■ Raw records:
##########

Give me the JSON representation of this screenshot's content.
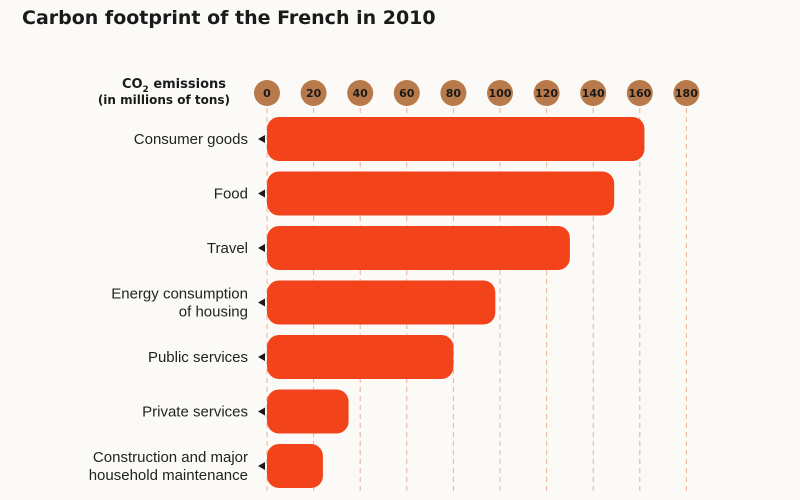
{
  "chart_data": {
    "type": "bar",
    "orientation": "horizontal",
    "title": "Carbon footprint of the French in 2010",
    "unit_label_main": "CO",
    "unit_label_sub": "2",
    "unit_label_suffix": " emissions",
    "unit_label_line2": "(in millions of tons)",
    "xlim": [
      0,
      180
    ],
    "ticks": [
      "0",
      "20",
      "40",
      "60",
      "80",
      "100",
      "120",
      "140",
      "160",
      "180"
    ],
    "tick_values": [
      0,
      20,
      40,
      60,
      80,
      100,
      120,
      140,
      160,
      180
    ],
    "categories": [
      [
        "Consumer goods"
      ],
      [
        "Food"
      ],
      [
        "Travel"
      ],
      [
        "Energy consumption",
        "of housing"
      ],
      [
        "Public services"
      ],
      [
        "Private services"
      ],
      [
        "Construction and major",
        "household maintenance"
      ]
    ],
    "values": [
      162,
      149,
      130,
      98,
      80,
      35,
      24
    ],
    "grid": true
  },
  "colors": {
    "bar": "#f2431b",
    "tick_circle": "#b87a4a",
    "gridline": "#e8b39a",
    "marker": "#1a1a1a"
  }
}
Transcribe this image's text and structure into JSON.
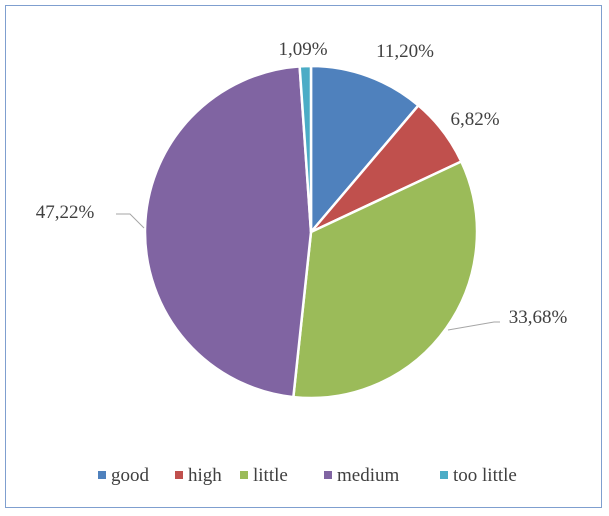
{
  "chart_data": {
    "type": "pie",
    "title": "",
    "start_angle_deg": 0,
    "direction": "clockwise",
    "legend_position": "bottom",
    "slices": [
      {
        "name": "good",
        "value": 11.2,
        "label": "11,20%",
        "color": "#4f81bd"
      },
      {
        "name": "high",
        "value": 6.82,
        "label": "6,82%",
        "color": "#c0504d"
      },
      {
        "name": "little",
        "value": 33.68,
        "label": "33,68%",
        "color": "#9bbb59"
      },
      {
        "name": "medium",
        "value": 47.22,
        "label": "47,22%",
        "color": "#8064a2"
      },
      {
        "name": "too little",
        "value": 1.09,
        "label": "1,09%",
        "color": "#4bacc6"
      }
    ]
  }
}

##########

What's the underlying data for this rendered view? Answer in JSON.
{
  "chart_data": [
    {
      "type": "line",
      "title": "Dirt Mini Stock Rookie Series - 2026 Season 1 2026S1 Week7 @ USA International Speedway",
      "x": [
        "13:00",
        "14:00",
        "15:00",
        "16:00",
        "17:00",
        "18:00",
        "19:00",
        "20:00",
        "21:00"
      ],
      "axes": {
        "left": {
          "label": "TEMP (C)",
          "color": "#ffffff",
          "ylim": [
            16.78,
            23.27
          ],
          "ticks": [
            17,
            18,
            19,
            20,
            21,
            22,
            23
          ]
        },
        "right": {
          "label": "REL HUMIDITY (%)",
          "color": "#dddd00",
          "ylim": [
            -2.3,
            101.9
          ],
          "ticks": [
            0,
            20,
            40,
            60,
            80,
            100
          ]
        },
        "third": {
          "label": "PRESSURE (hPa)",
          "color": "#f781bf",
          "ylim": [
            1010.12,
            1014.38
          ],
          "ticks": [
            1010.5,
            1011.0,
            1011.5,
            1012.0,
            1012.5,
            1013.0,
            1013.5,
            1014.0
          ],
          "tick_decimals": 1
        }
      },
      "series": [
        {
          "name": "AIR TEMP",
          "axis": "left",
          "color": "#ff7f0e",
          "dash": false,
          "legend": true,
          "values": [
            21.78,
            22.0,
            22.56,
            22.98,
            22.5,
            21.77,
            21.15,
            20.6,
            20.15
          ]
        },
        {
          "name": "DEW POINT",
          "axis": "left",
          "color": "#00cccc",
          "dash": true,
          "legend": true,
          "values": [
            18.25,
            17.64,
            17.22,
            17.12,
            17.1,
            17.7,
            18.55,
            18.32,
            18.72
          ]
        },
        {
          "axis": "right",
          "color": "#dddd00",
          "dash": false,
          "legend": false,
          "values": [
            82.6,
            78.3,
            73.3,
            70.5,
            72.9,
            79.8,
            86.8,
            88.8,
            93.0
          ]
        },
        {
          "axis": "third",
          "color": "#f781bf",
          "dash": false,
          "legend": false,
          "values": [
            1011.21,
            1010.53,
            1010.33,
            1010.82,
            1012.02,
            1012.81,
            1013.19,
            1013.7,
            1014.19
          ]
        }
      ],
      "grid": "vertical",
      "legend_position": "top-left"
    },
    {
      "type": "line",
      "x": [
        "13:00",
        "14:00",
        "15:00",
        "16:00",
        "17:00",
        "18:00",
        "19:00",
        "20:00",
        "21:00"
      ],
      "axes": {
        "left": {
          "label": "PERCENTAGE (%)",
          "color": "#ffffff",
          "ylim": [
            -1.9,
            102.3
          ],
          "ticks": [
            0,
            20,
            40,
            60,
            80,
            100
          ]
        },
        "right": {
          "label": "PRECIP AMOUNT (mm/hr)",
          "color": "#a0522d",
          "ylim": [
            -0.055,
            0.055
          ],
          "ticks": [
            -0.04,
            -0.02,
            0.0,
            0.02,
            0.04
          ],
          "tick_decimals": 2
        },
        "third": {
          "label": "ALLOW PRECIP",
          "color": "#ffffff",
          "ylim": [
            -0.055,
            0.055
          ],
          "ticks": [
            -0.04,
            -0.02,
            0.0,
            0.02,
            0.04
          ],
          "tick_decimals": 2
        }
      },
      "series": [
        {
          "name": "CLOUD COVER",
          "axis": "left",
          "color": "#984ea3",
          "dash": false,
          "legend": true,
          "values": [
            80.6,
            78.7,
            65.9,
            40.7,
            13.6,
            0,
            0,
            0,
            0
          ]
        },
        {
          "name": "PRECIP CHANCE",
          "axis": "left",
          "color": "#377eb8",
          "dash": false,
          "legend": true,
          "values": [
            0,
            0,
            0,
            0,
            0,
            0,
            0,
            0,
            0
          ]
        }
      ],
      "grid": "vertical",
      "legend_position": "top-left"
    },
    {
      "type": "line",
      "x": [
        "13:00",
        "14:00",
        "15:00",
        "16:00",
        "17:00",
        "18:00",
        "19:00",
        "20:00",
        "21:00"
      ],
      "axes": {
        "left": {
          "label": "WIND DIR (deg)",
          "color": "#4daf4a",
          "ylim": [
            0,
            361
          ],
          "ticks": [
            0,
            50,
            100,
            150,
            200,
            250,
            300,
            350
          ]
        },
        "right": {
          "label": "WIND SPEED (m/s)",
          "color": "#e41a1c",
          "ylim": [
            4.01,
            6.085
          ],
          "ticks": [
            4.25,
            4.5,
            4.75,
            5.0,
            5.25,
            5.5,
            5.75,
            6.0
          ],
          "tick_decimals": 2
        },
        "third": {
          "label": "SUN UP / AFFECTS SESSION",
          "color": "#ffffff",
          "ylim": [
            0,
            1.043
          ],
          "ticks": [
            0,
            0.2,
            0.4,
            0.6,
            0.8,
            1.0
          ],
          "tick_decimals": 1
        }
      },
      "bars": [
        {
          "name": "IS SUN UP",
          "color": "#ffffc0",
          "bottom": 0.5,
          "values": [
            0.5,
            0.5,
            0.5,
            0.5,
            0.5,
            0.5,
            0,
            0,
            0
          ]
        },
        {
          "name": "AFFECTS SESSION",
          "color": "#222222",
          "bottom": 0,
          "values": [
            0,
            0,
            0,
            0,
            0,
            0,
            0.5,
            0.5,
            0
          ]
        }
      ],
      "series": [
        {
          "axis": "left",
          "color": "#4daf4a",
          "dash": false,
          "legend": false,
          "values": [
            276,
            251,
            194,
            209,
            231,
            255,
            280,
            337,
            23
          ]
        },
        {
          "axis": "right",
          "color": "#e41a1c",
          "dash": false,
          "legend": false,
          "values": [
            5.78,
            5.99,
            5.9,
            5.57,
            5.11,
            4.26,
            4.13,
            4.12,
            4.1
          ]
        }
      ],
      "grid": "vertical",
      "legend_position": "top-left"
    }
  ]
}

##########

■ Directions for this task: Check each line above for the string "AFFECTS", then copy the ones that have it.

■ The response:
          "label": "SUN UP / AFFECTS SESSION",
          "name": "AFFECTS SESSION",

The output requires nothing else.